- [TASK OBJECTIVE]: Transcribe all the entries word for word, skipping the pictures.

Dataset items:

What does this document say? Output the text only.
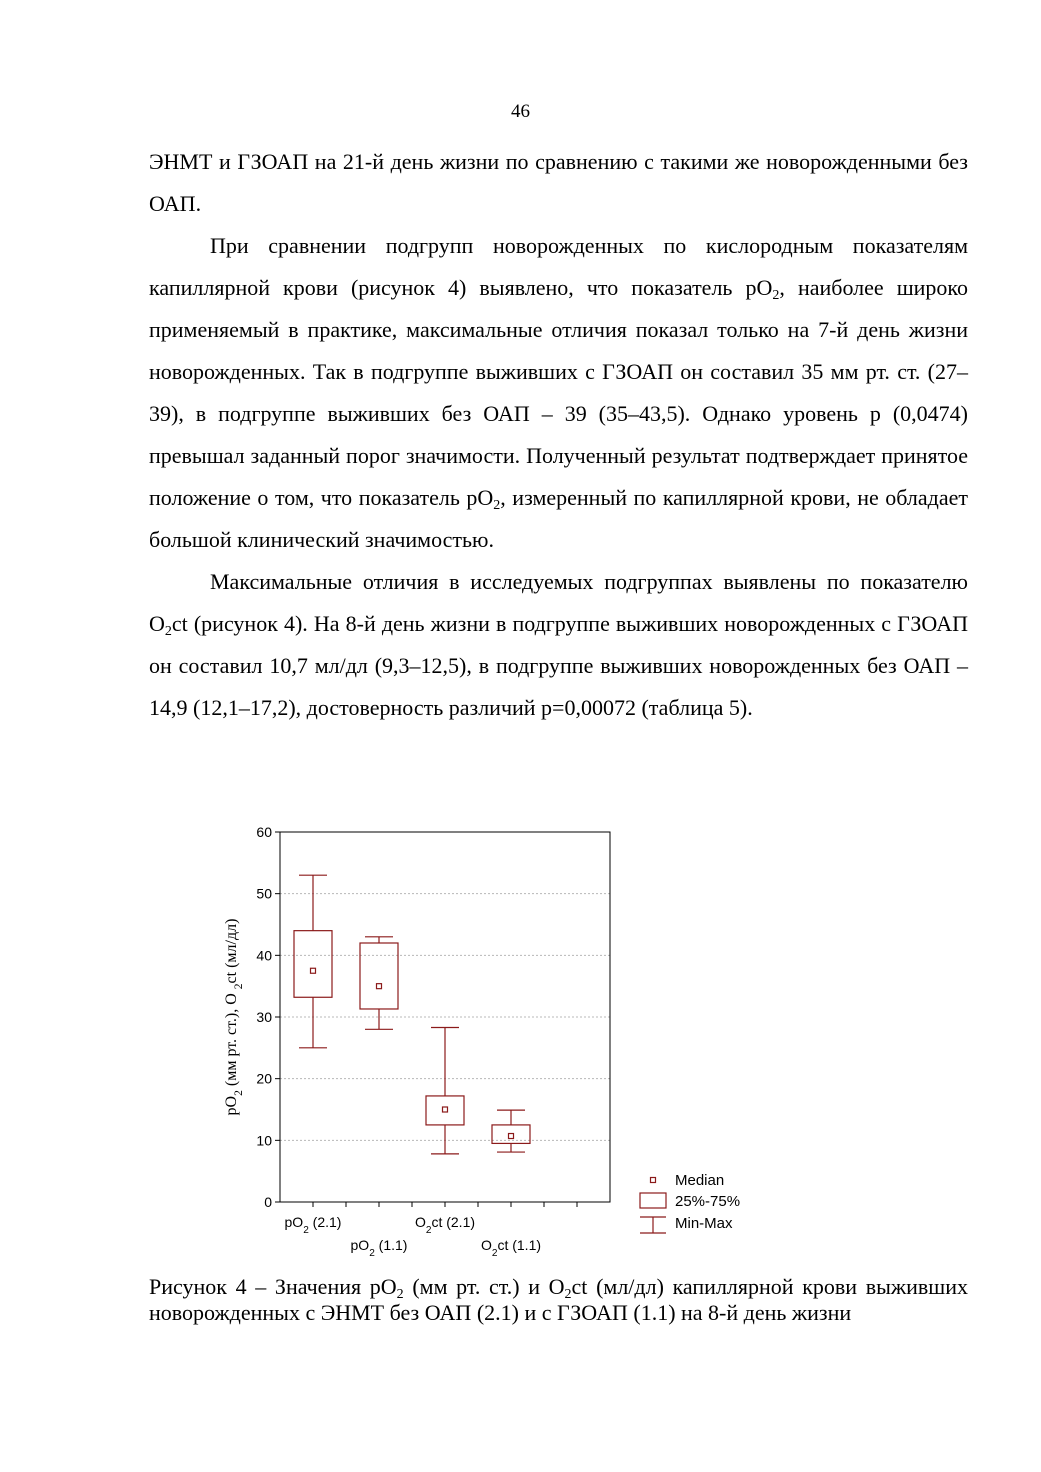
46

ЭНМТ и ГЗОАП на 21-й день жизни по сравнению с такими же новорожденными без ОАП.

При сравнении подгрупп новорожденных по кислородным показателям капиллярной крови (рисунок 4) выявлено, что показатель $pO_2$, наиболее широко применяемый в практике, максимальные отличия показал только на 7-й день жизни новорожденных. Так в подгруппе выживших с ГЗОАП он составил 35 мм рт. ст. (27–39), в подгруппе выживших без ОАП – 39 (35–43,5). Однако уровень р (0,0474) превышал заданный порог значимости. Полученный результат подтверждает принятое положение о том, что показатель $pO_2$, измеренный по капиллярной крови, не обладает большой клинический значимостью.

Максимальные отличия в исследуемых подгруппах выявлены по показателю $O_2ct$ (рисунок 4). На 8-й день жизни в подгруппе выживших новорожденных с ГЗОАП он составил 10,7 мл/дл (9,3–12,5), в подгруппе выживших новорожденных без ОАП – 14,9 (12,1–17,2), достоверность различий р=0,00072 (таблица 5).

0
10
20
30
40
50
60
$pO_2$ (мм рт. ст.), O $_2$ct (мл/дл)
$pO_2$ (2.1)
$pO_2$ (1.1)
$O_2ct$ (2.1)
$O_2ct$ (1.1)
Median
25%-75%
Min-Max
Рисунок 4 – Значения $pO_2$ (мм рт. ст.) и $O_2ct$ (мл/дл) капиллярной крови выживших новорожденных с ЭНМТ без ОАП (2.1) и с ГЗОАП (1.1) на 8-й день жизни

- [OUTPUT FOR THIS TASK]:
What does this document say? Output the text only.
46

ЭНМТ и ГЗОАП на 21-й день жизни по сравнению с такими же новорожденными без ОАП.

При сравнении подгрупп новорожденных по кислородным показателям капиллярной крови (рисунок 4) выявлено, что показатель $pO_2$, наиболее широко применяемый в практике, максимальные отличия показал только на 7-й день жизни новорожденных. Так в подгруппе выживших с ГЗОАП он составил 35 мм рт. ст. (27–39), в подгруппе выживших без ОАП – 39 (35–43,5). Однако уровень р (0,0474) превышал заданный порог значимости. Полученный результат подтверждает принятое положение о том, что показатель $pO_2$, измеренный по капиллярной крови, не обладает большой клинический значимостью.

Максимальные отличия в исследуемых подгруппах выявлены по показателю $O_2ct$ (рисунок 4). На 8-й день жизни в подгруппе выживших новорожденных с ГЗОАП он составил 10,7 мл/дл (9,3–12,5), в подгруппе выживших новорожденных без ОАП – 14,9 (12,1–17,2), достоверность различий р=0,00072 (таблица 5).

0
10
20
30
40
50
60
$pO_2$ (мм рт. ст.), O $_2$ct (мл/дл)
$pO_2$ (2.1)
$pO_2$ (1.1)
$O_2ct$ (2.1)
$O_2ct$ (1.1)
Median
25%-75%
Min-Max
Рисунок 4 – Значения $pO_2$ (мм рт. ст.) и $O_2ct$ (мл/дл) капиллярной крови выживших новорожденных с ЭНМТ без ОАП (2.1) и с ГЗОАП (1.1) на 8-й день жизни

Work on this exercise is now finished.